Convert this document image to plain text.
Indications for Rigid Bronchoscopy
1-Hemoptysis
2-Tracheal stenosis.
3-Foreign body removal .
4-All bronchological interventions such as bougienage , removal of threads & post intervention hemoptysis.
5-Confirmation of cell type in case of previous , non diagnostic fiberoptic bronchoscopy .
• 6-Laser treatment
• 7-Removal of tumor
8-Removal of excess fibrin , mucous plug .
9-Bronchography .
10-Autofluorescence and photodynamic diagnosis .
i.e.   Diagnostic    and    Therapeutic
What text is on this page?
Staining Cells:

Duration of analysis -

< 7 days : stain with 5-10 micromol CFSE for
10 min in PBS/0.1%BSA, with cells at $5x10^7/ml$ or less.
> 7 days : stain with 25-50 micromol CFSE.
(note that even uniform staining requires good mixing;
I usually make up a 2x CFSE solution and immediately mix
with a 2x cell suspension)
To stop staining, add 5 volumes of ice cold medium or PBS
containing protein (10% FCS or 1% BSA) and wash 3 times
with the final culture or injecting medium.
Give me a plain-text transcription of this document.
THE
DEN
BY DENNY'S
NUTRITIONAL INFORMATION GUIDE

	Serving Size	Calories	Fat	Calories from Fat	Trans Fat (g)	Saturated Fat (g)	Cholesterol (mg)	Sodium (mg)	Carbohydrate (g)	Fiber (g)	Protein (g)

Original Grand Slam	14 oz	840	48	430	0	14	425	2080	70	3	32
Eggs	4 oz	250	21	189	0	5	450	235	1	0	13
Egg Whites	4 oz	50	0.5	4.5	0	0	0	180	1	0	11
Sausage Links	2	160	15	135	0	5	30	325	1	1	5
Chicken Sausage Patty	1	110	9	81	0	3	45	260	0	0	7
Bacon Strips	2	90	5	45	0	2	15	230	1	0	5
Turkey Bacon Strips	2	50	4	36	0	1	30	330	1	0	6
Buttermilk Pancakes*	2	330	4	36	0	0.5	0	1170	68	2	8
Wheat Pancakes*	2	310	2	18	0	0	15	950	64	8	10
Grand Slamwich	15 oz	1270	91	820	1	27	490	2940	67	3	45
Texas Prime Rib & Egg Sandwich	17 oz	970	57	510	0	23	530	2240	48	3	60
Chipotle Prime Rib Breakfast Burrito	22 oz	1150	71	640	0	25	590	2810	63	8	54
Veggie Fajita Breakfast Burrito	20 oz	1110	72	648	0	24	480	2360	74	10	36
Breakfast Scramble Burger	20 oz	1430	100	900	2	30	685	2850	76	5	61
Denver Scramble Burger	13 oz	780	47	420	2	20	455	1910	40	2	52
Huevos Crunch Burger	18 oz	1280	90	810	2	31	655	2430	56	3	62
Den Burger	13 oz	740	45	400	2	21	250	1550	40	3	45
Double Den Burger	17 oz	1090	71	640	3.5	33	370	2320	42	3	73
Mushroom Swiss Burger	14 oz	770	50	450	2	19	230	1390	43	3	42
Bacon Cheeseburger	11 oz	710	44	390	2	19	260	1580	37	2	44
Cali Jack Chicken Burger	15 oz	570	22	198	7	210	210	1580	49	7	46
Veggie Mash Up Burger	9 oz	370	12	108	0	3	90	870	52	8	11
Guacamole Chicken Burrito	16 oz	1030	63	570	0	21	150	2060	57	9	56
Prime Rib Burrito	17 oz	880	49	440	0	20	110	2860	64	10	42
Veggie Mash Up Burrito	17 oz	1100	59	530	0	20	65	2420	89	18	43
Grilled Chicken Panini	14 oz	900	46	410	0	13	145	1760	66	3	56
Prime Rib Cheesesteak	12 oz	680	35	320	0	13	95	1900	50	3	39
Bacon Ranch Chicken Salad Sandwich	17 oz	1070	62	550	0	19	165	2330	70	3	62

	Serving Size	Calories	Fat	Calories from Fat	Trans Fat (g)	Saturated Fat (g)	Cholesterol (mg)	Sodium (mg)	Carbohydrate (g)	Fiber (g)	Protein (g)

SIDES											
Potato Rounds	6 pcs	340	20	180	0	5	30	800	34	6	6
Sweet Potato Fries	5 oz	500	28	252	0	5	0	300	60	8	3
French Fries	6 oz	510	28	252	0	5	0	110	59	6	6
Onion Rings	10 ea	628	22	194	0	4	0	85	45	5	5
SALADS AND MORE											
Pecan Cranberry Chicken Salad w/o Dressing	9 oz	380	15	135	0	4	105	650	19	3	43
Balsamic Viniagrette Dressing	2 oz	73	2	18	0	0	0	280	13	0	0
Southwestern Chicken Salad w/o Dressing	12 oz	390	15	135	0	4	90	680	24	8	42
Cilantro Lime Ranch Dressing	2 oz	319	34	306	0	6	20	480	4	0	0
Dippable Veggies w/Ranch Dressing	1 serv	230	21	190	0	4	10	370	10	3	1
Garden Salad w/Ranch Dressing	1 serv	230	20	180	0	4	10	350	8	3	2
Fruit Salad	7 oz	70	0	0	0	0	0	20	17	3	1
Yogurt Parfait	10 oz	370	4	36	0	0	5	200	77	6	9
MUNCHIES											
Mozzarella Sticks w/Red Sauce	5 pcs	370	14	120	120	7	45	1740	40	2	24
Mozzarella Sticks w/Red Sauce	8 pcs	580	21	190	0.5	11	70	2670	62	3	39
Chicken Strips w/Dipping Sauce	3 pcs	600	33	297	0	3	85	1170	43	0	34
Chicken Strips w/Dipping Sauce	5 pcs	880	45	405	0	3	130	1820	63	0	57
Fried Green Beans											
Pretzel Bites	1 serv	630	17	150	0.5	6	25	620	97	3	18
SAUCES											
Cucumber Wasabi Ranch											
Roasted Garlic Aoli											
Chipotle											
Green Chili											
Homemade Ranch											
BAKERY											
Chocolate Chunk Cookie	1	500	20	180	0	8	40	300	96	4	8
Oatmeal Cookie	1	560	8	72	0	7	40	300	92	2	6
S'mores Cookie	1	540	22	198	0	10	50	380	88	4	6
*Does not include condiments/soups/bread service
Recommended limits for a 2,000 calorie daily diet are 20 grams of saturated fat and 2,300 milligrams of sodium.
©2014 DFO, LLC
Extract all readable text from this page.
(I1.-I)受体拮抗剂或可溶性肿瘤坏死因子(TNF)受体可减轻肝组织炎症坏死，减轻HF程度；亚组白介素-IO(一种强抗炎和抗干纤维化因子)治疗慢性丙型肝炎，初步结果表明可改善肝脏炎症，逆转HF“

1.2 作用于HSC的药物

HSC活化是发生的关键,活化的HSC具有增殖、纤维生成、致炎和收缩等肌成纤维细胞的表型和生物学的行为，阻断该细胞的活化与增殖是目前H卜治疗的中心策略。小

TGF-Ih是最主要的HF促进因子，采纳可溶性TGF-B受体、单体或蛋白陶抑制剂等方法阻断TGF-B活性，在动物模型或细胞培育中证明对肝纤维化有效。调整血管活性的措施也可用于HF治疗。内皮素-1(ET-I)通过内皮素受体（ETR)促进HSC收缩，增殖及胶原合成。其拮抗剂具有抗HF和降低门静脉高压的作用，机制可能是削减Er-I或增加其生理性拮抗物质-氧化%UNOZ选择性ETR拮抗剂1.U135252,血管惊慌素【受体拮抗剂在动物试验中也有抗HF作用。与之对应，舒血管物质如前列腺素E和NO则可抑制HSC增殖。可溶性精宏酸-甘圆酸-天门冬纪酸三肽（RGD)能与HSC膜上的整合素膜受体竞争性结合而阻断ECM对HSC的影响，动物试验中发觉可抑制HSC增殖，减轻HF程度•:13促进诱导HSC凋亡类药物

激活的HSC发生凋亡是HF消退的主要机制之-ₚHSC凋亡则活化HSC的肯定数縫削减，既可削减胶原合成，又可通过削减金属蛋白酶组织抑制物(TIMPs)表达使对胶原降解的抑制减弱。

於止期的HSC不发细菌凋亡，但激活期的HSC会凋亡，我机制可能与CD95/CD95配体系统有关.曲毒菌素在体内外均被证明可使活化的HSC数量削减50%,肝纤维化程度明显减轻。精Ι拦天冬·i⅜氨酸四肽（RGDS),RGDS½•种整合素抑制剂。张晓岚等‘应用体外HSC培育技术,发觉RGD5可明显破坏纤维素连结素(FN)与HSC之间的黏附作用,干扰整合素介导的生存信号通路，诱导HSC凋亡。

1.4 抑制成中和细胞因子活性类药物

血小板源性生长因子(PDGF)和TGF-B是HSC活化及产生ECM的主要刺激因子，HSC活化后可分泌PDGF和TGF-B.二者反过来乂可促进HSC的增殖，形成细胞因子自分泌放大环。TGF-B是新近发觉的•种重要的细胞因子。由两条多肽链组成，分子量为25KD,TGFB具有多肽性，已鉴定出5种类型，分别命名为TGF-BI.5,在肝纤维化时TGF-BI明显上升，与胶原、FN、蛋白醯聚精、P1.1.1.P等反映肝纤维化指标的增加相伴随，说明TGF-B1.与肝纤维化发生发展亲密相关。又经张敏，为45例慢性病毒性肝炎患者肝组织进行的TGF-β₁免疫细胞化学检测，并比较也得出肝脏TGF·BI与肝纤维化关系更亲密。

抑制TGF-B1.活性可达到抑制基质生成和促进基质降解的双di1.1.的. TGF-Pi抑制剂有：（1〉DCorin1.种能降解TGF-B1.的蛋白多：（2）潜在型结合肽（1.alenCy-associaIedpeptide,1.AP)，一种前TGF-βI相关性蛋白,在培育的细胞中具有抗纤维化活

※

#### PROBLEM:
Pick out every line above that holds the word "document" and copy it.

#### OUTPUT OF THE TASK:
Convert this document image to plain text.
Give me a plain-text transcription of this document.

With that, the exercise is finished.